(Collected data entries)
+ + + + + + +

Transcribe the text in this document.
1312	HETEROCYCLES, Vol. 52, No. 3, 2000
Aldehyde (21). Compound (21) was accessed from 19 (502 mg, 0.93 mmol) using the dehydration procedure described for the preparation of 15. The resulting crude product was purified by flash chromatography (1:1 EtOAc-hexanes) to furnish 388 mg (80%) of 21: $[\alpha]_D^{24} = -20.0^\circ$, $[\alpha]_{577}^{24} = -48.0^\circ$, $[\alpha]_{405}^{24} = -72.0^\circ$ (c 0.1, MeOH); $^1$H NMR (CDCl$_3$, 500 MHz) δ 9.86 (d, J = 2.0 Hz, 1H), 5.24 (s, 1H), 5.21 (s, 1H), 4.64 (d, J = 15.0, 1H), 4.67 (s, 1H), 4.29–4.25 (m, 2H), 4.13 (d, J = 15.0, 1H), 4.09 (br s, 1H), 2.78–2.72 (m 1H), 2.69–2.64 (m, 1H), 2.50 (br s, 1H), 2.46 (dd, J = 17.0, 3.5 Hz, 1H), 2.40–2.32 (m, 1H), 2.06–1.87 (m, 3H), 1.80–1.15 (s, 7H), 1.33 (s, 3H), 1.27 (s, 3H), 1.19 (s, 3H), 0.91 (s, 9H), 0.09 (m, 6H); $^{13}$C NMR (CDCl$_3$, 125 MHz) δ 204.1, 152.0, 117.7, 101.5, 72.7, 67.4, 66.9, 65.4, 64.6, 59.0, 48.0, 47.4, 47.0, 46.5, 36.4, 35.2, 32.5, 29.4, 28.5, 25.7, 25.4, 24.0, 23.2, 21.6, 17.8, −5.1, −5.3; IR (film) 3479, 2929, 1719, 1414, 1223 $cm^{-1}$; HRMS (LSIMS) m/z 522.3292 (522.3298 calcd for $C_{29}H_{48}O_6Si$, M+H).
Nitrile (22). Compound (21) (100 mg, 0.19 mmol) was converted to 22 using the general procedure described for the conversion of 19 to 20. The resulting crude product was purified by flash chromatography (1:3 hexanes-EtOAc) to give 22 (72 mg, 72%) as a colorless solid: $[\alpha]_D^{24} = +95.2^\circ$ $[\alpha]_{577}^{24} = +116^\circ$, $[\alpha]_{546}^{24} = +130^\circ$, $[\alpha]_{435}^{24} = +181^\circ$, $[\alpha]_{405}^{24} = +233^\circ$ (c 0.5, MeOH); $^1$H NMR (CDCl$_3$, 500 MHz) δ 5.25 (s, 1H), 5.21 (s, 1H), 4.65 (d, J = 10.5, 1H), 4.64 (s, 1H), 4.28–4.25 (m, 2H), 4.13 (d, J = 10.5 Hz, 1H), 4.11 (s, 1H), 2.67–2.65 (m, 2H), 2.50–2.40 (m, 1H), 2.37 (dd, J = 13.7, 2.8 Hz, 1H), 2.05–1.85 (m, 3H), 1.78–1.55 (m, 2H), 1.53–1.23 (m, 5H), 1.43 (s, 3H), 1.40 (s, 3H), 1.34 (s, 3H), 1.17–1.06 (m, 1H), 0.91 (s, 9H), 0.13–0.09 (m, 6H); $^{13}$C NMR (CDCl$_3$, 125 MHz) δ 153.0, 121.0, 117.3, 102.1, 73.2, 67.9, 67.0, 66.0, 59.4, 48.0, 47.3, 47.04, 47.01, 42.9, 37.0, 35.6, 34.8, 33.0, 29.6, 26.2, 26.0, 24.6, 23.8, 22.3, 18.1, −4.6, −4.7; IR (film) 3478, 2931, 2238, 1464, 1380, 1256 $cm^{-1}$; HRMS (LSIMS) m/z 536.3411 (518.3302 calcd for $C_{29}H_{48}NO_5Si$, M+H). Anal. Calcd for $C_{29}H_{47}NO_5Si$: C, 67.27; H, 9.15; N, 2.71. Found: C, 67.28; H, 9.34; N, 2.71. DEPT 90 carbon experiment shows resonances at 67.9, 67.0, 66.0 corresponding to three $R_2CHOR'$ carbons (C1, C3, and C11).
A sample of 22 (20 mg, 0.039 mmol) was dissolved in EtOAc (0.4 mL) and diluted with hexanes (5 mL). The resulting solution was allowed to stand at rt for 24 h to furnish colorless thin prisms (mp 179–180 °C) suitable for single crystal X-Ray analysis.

+ + + + + + +

The lines above should be duplicated exactly.

> _SOLVED EXERCISE_
Transcribe the text in this document.
1312	HETEROCYCLES, Vol. 52, No. 3, 2000
Aldehyde (21). Compound (21) was accessed from 19 (502 mg, 0.93 mmol) using the dehydration procedure described for the preparation of 15. The resulting crude product was purified by flash chromatography (1:1 EtOAc-hexanes) to furnish 388 mg (80%) of 21: $[\alpha]_D^{24} = -20.0^\circ$, $[\alpha]_{577}^{24} = -48.0^\circ$, $[\alpha]_{405}^{24} = -72.0^\circ$ (c 0.1, MeOH); $^1$H NMR (CDCl$_3$, 500 MHz) δ 9.86 (d, J = 2.0 Hz, 1H), 5.24 (s, 1H), 5.21 (s, 1H), 4.64 (d, J = 15.0, 1H), 4.67 (s, 1H), 4.29–4.25 (m, 2H), 4.13 (d, J = 15.0, 1H), 4.09 (br s, 1H), 2.78–2.72 (m 1H), 2.69–2.64 (m, 1H), 2.50 (br s, 1H), 2.46 (dd, J = 17.0, 3.5 Hz, 1H), 2.40–2.32 (m, 1H), 2.06–1.87 (m, 3H), 1.80–1.15 (s, 7H), 1.33 (s, 3H), 1.27 (s, 3H), 1.19 (s, 3H), 0.91 (s, 9H), 0.09 (m, 6H); $^{13}$C NMR (CDCl$_3$, 125 MHz) δ 204.1, 152.0, 117.7, 101.5, 72.7, 67.4, 66.9, 65.4, 64.6, 59.0, 48.0, 47.4, 47.0, 46.5, 36.4, 35.2, 32.5, 29.4, 28.5, 25.7, 25.4, 24.0, 23.2, 21.6, 17.8, −5.1, −5.3; IR (film) 3479, 2929, 1719, 1414, 1223 $cm^{-1}$; HRMS (LSIMS) m/z 522.3292 (522.3298 calcd for $C_{29}H_{48}O_6Si$, M+H).
Nitrile (22). Compound (21) (100 mg, 0.19 mmol) was converted to 22 using the general procedure described for the conversion of 19 to 20. The resulting crude product was purified by flash chromatography (1:3 hexanes-EtOAc) to give 22 (72 mg, 72%) as a colorless solid: $[\alpha]_D^{24} = +95.2^\circ$ $[\alpha]_{577}^{24} = +116^\circ$, $[\alpha]_{546}^{24} = +130^\circ$, $[\alpha]_{435}^{24} = +181^\circ$, $[\alpha]_{405}^{24} = +233^\circ$ (c 0.5, MeOH); $^1$H NMR (CDCl$_3$, 500 MHz) δ 5.25 (s, 1H), 5.21 (s, 1H), 4.65 (d, J = 10.5, 1H), 4.64 (s, 1H), 4.28–4.25 (m, 2H), 4.13 (d, J = 10.5 Hz, 1H), 4.11 (s, 1H), 2.67–2.65 (m, 2H), 2.50–2.40 (m, 1H), 2.37 (dd, J = 13.7, 2.8 Hz, 1H), 2.05–1.85 (m, 3H), 1.78–1.55 (m, 2H), 1.53–1.23 (m, 5H), 1.43 (s, 3H), 1.40 (s, 3H), 1.34 (s, 3H), 1.17–1.06 (m, 1H), 0.91 (s, 9H), 0.13–0.09 (m, 6H); $^{13}$C NMR (CDCl$_3$, 125 MHz) δ 153.0, 121.0, 117.3, 102.1, 73.2, 67.9, 67.0, 66.0, 59.4, 48.0, 47.3, 47.04, 47.01, 42.9, 37.0, 35.6, 34.8, 33.0, 29.6, 26.2, 26.0, 24.6, 23.8, 22.3, 18.1, −4.6, −4.7; IR (film) 3478, 2931, 2238, 1464, 1380, 1256 $cm^{-1}$; HRMS (LSIMS) m/z 536.3411 (518.3302 calcd for $C_{29}H_{48}NO_5Si$, M+H). Anal. Calcd for $C_{29}H_{47}NO_5Si$: C, 67.27; H, 9.15; N, 2.71. Found: C, 67.28; H, 9.34; N, 2.71. DEPT 90 carbon experiment shows resonances at 67.9, 67.0, 66.0 corresponding to three $R_2CHOR'$ carbons (C1, C3, and C11).
A sample of 22 (20 mg, 0.039 mmol) was dissolved in EtOAc (0.4 mL) and diluted with hexanes (5 mL). The resulting solution was allowed to stand at rt for 24 h to furnish colorless thin prisms (mp 179–180 °C) suitable for single crystal X-Ray analysis.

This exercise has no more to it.